SET EXERCISE >> In the material below, the lines containing the word "Совету" are required; copy each of them.
○ ○ ○ ○ ○ ○ ○
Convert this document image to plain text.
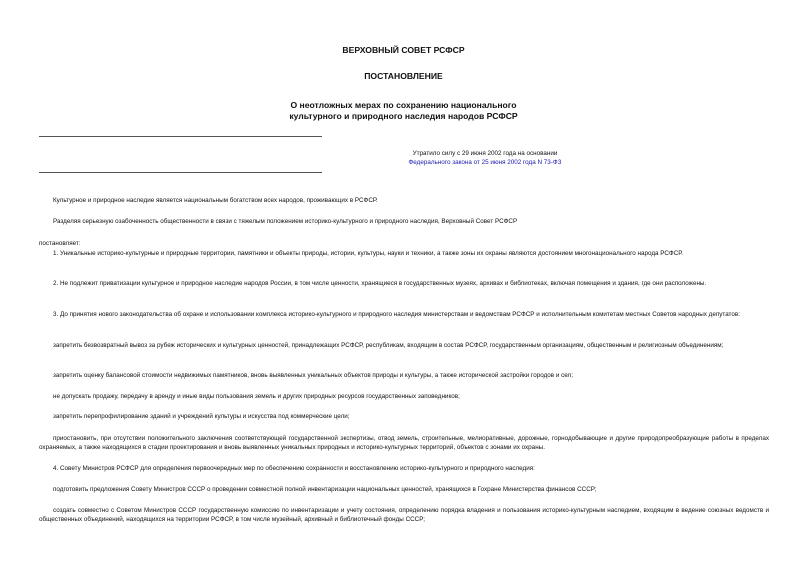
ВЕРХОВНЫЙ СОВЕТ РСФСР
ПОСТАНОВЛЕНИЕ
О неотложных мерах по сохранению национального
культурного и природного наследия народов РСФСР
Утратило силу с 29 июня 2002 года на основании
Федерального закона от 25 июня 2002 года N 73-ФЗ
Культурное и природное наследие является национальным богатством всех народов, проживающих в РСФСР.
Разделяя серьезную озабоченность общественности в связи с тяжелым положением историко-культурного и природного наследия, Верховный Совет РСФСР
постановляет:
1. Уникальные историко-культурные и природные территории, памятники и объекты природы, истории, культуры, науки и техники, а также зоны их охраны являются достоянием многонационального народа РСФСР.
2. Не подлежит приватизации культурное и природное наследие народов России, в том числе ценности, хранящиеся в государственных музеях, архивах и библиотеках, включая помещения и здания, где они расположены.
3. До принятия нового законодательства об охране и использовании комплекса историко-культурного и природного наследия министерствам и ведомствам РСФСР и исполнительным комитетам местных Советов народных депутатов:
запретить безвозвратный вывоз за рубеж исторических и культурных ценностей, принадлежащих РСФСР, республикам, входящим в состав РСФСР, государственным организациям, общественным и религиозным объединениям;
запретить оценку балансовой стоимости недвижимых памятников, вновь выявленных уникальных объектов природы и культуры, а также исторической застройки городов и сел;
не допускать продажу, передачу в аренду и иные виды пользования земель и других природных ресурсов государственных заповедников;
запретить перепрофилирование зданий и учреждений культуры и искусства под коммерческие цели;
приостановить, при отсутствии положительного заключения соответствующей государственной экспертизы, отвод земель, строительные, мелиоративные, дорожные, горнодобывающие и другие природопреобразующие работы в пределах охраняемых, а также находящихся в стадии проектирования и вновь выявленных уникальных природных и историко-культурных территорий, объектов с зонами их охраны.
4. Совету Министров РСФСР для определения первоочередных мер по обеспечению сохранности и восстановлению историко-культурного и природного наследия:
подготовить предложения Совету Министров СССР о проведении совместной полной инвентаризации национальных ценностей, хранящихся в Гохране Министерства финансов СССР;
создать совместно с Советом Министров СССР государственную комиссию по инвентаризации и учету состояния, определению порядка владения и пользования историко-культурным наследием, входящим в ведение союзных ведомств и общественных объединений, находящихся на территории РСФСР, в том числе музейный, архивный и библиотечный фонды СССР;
○ ○ ○ ○ ○ ○ ○
SOLUTION BELOW >>
4. Совету Министров РСФСР для определения первоочередных мер по обеспечению сохранности и восстановлению историко-культурного и природного наследия:
подготовить предложения Совету Министров СССР о проведении совместной полной инвентаризации национальных ценностей, хранящихся в Гохране Министерства финансов СССР;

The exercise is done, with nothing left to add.